Go through the entries one line at a time, and gather every line that has the word "후보자가".

──────── Input material

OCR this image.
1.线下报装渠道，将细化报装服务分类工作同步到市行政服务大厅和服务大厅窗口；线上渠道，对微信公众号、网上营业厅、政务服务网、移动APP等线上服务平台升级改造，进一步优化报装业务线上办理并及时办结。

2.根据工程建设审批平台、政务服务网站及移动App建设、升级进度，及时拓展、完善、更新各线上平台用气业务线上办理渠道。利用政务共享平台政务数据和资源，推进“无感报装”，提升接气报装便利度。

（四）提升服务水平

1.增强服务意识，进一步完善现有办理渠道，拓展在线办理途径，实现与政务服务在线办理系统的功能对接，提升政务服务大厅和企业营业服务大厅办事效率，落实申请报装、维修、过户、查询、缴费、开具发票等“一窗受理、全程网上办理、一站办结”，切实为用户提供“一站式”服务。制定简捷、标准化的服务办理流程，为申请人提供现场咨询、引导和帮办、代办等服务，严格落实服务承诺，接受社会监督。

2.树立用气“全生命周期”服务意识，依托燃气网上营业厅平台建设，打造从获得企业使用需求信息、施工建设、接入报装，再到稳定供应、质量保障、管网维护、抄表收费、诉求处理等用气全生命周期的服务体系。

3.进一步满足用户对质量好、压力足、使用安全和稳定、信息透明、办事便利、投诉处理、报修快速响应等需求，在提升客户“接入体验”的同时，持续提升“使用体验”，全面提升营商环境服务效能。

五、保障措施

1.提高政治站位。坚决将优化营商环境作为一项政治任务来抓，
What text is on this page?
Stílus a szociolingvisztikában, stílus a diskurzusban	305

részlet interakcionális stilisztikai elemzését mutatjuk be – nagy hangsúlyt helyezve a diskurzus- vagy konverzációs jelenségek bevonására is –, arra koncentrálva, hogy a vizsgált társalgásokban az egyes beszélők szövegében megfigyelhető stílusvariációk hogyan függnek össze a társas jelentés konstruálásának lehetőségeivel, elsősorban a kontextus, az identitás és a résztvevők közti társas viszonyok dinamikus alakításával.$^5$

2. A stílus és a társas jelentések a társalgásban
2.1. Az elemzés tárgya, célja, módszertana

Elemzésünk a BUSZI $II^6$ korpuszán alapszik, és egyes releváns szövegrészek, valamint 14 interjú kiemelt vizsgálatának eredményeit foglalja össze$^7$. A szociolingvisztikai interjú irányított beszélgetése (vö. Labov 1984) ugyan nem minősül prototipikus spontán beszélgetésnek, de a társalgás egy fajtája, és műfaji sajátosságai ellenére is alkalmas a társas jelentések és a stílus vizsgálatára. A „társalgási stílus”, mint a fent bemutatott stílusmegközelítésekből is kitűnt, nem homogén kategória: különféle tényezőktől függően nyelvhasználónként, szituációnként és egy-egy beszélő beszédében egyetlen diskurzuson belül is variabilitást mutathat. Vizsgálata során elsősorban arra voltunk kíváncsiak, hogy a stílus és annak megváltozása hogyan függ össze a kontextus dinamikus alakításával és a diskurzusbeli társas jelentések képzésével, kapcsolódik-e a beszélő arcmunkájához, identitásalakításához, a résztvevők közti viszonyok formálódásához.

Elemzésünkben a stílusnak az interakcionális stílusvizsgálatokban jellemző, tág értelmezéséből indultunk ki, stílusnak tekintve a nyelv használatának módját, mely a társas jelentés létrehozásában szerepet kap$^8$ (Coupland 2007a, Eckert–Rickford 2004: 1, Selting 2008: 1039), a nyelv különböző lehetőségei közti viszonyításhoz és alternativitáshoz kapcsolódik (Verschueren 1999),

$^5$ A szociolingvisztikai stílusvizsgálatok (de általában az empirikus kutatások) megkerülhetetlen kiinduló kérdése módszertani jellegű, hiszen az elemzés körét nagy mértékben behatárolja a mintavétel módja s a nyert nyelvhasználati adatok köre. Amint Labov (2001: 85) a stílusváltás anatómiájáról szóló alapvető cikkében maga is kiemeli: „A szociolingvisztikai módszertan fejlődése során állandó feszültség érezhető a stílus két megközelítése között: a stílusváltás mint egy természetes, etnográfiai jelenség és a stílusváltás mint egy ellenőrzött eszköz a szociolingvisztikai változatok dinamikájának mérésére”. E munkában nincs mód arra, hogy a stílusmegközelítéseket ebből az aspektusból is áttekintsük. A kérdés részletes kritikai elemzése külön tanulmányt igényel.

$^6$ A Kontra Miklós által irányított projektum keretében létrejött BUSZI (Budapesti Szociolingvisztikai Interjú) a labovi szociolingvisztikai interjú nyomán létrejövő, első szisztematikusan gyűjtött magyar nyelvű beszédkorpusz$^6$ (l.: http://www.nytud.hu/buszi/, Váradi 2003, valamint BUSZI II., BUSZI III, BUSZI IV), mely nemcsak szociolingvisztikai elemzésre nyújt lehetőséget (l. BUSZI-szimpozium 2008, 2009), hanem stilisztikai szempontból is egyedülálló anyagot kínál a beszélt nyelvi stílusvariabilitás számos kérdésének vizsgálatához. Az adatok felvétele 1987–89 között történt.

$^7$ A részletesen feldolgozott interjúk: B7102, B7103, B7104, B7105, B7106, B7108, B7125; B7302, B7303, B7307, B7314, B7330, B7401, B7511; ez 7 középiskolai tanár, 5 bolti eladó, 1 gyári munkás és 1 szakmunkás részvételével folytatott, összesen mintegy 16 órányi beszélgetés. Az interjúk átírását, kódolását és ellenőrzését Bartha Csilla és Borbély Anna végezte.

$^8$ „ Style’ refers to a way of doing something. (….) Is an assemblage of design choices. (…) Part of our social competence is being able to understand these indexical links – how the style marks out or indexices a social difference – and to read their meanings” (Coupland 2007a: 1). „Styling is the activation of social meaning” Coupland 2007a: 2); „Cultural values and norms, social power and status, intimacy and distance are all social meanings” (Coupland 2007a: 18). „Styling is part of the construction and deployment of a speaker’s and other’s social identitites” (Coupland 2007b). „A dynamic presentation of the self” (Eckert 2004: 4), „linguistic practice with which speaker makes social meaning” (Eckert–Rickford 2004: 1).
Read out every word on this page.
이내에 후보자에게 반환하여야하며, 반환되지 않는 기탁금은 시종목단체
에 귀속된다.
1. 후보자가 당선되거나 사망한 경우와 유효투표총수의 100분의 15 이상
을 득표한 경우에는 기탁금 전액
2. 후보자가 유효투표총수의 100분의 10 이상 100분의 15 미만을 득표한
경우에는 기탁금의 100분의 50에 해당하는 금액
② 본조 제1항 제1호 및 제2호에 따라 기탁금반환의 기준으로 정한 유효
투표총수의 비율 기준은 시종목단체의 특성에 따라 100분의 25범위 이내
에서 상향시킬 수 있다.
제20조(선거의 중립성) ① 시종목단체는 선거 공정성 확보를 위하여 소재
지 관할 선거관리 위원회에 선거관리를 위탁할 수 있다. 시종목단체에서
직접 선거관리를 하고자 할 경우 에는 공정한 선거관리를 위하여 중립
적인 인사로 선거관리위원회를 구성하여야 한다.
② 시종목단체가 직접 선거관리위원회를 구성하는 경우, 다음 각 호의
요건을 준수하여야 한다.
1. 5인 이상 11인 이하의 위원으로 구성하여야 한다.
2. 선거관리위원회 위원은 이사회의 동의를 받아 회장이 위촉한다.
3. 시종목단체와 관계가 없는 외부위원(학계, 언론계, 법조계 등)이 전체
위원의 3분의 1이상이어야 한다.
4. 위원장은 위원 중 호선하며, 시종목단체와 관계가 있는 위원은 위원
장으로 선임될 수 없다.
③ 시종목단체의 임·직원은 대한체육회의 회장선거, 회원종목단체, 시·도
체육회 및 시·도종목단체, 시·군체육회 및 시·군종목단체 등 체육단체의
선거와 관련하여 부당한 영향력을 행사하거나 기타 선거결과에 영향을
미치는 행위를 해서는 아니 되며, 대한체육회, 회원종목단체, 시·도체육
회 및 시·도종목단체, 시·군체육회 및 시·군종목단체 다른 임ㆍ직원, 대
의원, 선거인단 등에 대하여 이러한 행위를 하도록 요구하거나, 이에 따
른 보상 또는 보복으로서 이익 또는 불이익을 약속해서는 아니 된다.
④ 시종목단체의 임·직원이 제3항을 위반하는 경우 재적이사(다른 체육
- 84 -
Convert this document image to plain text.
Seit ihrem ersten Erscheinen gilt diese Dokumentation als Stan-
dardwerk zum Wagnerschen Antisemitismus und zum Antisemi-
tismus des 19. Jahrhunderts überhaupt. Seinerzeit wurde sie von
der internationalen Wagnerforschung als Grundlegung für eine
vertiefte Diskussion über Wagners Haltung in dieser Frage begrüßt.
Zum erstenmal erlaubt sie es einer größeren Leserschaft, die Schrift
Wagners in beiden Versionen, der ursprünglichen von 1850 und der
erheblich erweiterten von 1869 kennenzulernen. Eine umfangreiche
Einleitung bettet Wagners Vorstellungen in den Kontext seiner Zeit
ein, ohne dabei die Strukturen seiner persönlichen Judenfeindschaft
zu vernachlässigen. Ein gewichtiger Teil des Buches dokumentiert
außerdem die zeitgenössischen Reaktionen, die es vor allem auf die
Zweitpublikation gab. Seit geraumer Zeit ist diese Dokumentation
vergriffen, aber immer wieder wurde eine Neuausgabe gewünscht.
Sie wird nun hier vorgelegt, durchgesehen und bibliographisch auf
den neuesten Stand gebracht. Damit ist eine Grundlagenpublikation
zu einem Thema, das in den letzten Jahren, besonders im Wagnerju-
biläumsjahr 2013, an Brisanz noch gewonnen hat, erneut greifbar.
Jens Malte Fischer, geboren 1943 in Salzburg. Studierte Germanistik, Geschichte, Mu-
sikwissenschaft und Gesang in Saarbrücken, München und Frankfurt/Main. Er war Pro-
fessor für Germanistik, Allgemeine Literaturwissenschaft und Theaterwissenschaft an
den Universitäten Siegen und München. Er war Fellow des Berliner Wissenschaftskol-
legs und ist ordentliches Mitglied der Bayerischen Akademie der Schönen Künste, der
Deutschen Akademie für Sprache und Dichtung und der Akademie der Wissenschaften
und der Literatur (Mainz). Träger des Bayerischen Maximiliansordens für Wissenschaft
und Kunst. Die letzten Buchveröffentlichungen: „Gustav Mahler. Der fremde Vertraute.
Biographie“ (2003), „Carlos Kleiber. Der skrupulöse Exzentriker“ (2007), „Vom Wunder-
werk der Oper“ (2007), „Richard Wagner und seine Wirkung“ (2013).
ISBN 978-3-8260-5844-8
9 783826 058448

────────────────

▶ Written answer
1. 후보자가 당선되거나 사망한 경우와 유효투표총수의 100분의 15 이상
2. 후보자가 유효투표총수의 100분의 10 이상 100분의 15 미만을 득표한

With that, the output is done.